(Stored entries)
◆ ◆ ◆ ◆ ◆ ◆ ◆

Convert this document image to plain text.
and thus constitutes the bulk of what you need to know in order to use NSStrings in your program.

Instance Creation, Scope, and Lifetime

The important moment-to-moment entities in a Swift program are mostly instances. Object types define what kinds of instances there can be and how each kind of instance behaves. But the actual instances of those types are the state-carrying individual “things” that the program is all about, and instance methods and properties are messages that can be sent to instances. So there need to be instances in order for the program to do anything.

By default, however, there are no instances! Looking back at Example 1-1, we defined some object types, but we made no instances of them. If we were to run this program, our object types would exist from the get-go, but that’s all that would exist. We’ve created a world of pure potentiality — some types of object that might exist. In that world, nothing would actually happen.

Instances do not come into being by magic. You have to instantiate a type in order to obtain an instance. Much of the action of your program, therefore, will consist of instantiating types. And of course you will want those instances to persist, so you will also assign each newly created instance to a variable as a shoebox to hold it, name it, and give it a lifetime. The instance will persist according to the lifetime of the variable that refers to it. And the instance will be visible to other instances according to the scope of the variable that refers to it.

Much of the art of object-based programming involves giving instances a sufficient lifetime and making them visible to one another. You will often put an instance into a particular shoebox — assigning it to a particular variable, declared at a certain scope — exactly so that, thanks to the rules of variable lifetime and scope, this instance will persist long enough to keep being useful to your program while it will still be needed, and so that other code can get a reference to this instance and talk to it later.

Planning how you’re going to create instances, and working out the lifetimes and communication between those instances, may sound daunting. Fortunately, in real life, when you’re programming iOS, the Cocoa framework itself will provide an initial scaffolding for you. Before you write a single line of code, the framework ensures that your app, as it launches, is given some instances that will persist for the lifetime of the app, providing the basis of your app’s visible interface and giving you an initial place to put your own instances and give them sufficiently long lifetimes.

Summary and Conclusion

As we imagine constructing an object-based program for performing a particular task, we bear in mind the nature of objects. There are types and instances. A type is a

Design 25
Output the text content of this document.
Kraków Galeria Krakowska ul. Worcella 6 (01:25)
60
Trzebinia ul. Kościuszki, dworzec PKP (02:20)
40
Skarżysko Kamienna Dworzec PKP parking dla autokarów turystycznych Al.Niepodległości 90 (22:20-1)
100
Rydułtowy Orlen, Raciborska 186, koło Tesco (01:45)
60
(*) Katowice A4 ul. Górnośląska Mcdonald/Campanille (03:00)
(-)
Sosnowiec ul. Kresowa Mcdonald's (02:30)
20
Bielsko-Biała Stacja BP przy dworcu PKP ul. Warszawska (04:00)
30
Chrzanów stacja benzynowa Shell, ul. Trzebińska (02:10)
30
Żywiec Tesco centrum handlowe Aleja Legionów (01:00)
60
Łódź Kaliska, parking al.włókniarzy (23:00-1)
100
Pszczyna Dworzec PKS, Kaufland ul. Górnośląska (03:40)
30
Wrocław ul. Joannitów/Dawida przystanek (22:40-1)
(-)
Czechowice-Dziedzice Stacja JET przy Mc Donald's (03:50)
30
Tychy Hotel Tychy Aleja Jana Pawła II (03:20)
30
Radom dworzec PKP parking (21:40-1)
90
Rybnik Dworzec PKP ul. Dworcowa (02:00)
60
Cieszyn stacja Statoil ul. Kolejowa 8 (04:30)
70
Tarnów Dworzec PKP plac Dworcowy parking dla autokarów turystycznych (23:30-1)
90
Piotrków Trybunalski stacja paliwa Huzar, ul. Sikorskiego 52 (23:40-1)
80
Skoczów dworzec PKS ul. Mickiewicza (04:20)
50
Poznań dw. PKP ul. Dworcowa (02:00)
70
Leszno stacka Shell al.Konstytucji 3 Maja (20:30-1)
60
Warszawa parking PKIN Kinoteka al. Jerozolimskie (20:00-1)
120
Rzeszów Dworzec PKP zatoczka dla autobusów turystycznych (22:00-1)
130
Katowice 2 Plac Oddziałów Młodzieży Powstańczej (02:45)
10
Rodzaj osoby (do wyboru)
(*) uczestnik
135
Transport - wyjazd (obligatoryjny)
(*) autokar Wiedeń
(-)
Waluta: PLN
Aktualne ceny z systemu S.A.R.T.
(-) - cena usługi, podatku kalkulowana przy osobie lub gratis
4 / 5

◆ ◆ ◆ ◆ ◆ ◆ ◆

Extract all lines of the records above that include "parking".

Skarżysko Kamienna Dworzec PKP parking dla autokarów turystycznych Al.Niepodległości 90 (22:20-1)
Łódź Kaliska, parking al.włókniarzy (23:00-1)
Radom dworzec PKP parking (21:40-1)
Tarnów Dworzec PKP plac Dworcowy parking dla autokarów turystycznych (23:30-1)
Warszawa parking PKIN Kinoteka al. Jerozolimskie (20:00-1)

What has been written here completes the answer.